Data records →

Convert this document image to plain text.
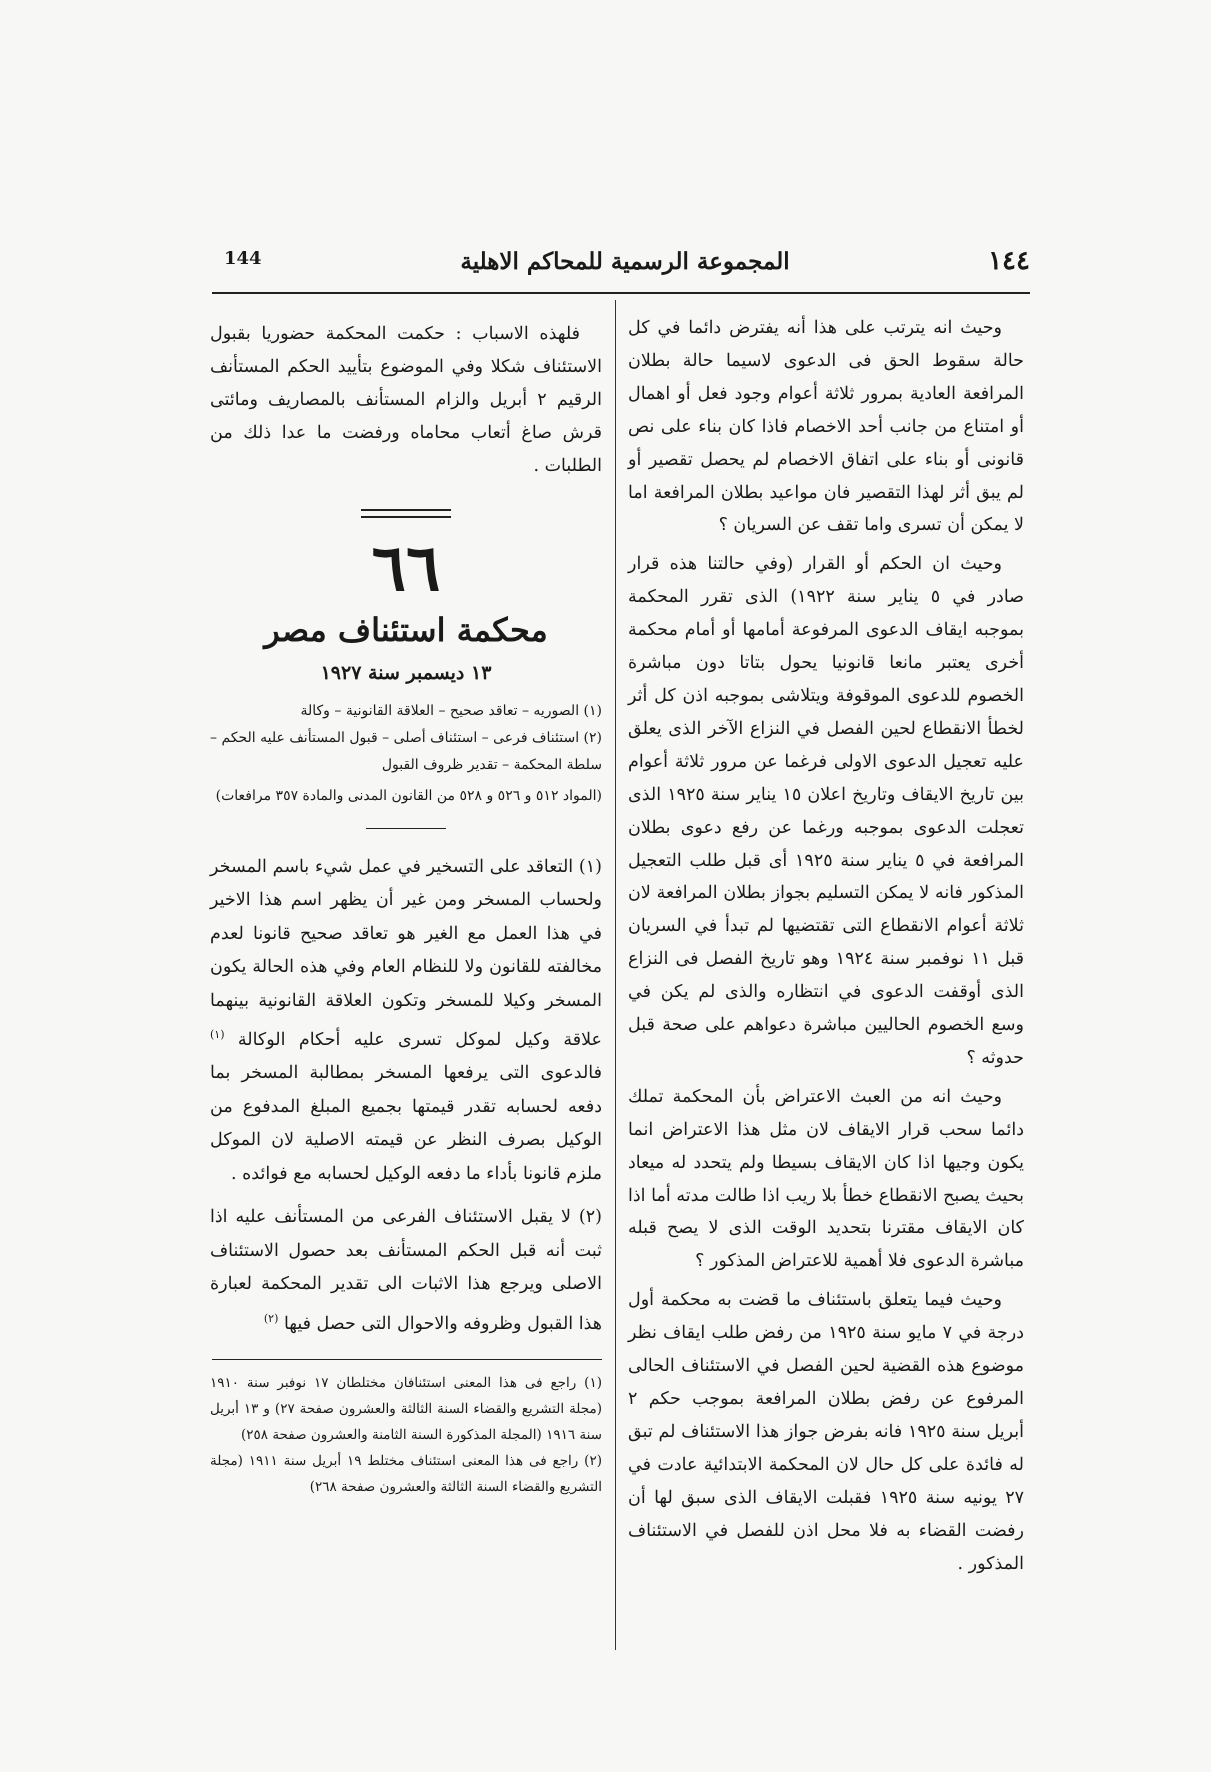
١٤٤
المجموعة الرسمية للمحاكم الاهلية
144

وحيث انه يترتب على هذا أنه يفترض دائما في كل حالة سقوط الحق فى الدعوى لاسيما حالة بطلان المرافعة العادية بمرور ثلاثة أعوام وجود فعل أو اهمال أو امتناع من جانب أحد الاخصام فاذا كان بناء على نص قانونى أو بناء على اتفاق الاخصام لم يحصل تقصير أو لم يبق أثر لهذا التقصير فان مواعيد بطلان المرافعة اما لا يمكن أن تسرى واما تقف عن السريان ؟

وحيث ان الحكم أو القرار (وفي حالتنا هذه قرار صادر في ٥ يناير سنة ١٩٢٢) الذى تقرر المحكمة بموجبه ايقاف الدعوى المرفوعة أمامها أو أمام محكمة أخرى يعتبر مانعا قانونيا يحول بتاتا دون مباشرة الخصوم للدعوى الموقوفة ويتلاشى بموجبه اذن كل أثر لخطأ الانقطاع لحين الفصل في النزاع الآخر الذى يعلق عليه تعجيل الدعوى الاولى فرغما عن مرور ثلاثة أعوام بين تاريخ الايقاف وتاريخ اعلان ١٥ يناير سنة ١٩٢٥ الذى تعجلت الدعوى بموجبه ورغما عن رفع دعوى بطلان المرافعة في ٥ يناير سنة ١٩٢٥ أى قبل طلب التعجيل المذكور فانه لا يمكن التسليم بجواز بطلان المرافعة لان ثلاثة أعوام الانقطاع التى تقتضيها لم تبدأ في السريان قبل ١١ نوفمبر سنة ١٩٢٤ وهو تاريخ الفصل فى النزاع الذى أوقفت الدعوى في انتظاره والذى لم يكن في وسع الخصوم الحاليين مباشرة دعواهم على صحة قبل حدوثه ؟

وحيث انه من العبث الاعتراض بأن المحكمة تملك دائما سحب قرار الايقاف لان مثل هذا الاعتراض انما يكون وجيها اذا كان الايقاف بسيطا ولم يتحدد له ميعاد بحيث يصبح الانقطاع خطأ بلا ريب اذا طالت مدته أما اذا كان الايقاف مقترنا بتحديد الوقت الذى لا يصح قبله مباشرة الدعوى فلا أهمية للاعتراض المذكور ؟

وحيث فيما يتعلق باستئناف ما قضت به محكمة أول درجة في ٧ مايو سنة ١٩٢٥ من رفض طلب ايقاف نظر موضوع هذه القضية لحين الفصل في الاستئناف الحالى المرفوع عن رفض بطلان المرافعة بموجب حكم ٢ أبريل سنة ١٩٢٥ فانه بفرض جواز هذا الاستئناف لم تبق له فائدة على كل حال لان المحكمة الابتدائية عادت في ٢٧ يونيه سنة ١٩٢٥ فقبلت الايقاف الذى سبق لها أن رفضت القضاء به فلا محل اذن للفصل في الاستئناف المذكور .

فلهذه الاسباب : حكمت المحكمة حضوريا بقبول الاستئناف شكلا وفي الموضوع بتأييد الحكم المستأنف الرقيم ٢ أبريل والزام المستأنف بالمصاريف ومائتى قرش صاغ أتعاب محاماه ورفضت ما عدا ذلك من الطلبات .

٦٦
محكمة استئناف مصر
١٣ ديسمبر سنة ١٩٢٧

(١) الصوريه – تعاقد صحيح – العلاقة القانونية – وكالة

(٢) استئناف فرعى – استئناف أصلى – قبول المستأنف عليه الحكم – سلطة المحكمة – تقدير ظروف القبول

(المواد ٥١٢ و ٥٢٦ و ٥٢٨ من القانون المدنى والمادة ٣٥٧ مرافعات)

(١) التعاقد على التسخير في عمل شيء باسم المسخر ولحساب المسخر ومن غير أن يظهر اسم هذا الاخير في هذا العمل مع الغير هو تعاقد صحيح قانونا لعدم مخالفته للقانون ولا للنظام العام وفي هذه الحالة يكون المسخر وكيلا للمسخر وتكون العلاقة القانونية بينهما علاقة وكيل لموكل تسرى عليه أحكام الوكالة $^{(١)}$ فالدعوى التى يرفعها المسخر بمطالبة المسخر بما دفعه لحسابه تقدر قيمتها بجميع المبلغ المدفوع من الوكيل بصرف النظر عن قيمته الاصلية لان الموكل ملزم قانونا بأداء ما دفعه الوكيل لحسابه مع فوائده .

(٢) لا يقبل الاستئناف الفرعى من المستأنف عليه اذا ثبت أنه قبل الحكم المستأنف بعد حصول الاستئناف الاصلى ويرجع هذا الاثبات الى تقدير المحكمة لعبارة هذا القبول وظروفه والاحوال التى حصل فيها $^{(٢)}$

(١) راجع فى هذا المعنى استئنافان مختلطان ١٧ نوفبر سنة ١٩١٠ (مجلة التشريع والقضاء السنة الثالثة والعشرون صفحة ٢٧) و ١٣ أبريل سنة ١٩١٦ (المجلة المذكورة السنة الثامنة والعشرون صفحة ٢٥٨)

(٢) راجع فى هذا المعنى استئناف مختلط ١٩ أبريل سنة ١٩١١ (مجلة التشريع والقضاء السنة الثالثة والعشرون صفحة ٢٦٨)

Short task → Copy out all the entries exactly. Images stay out of the copy.

Result →
Convert this document image to plain text.
١٤٤
المجموعة الرسمية للمحاكم الاهلية
144

وحيث انه يترتب على هذا أنه يفترض دائما في كل حالة سقوط الحق فى الدعوى لاسيما حالة بطلان المرافعة العادية بمرور ثلاثة أعوام وجود فعل أو اهمال أو امتناع من جانب أحد الاخصام فاذا كان بناء على نص قانونى أو بناء على اتفاق الاخصام لم يحصل تقصير أو لم يبق أثر لهذا التقصير فان مواعيد بطلان المرافعة اما لا يمكن أن تسرى واما تقف عن السريان ؟

وحيث ان الحكم أو القرار (وفي حالتنا هذه قرار صادر في ٥ يناير سنة ١٩٢٢) الذى تقرر المحكمة بموجبه ايقاف الدعوى المرفوعة أمامها أو أمام محكمة أخرى يعتبر مانعا قانونيا يحول بتاتا دون مباشرة الخصوم للدعوى الموقوفة ويتلاشى بموجبه اذن كل أثر لخطأ الانقطاع لحين الفصل في النزاع الآخر الذى يعلق عليه تعجيل الدعوى الاولى فرغما عن مرور ثلاثة أعوام بين تاريخ الايقاف وتاريخ اعلان ١٥ يناير سنة ١٩٢٥ الذى تعجلت الدعوى بموجبه ورغما عن رفع دعوى بطلان المرافعة في ٥ يناير سنة ١٩٢٥ أى قبل طلب التعجيل المذكور فانه لا يمكن التسليم بجواز بطلان المرافعة لان ثلاثة أعوام الانقطاع التى تقتضيها لم تبدأ في السريان قبل ١١ نوفمبر سنة ١٩٢٤ وهو تاريخ الفصل فى النزاع الذى أوقفت الدعوى في انتظاره والذى لم يكن في وسع الخصوم الحاليين مباشرة دعواهم على صحة قبل حدوثه ؟

وحيث انه من العبث الاعتراض بأن المحكمة تملك دائما سحب قرار الايقاف لان مثل هذا الاعتراض انما يكون وجيها اذا كان الايقاف بسيطا ولم يتحدد له ميعاد بحيث يصبح الانقطاع خطأ بلا ريب اذا طالت مدته أما اذا كان الايقاف مقترنا بتحديد الوقت الذى لا يصح قبله مباشرة الدعوى فلا أهمية للاعتراض المذكور ؟

وحيث فيما يتعلق باستئناف ما قضت به محكمة أول درجة في ٧ مايو سنة ١٩٢٥ من رفض طلب ايقاف نظر موضوع هذه القضية لحين الفصل في الاستئناف الحالى المرفوع عن رفض بطلان المرافعة بموجب حكم ٢ أبريل سنة ١٩٢٥ فانه بفرض جواز هذا الاستئناف لم تبق له فائدة على كل حال لان المحكمة الابتدائية عادت في ٢٧ يونيه سنة ١٩٢٥ فقبلت الايقاف الذى سبق لها أن رفضت القضاء به فلا محل اذن للفصل في الاستئناف المذكور .

فلهذه الاسباب : حكمت المحكمة حضوريا بقبول الاستئناف شكلا وفي الموضوع بتأييد الحكم المستأنف الرقيم ٢ أبريل والزام المستأنف بالمصاريف ومائتى قرش صاغ أتعاب محاماه ورفضت ما عدا ذلك من الطلبات .

٦٦
محكمة استئناف مصر
١٣ ديسمبر سنة ١٩٢٧

(١) الصوريه – تعاقد صحيح – العلاقة القانونية – وكالة

(٢) استئناف فرعى – استئناف أصلى – قبول المستأنف عليه الحكم – سلطة المحكمة – تقدير ظروف القبول

(المواد ٥١٢ و ٥٢٦ و ٥٢٨ من القانون المدنى والمادة ٣٥٧ مرافعات)

(١) التعاقد على التسخير في عمل شيء باسم المسخر ولحساب المسخر ومن غير أن يظهر اسم هذا الاخير في هذا العمل مع الغير هو تعاقد صحيح قانونا لعدم مخالفته للقانون ولا للنظام العام وفي هذه الحالة يكون المسخر وكيلا للمسخر وتكون العلاقة القانونية بينهما علاقة وكيل لموكل تسرى عليه أحكام الوكالة $^{(١)}$ فالدعوى التى يرفعها المسخر بمطالبة المسخر بما دفعه لحسابه تقدر قيمتها بجميع المبلغ المدفوع من الوكيل بصرف النظر عن قيمته الاصلية لان الموكل ملزم قانونا بأداء ما دفعه الوكيل لحسابه مع فوائده .

(٢) لا يقبل الاستئناف الفرعى من المستأنف عليه اذا ثبت أنه قبل الحكم المستأنف بعد حصول الاستئناف الاصلى ويرجع هذا الاثبات الى تقدير المحكمة لعبارة هذا القبول وظروفه والاحوال التى حصل فيها $^{(٢)}$

(١) راجع فى هذا المعنى استئنافان مختلطان ١٧ نوفبر سنة ١٩١٠ (مجلة التشريع والقضاء السنة الثالثة والعشرون صفحة ٢٧) و ١٣ أبريل سنة ١٩١٦ (المجلة المذكورة السنة الثامنة والعشرون صفحة ٢٥٨)

(٢) راجع فى هذا المعنى استئناف مختلط ١٩ أبريل سنة ١٩١١ (مجلة التشريع والقضاء السنة الثالثة والعشرون صفحة ٢٦٨)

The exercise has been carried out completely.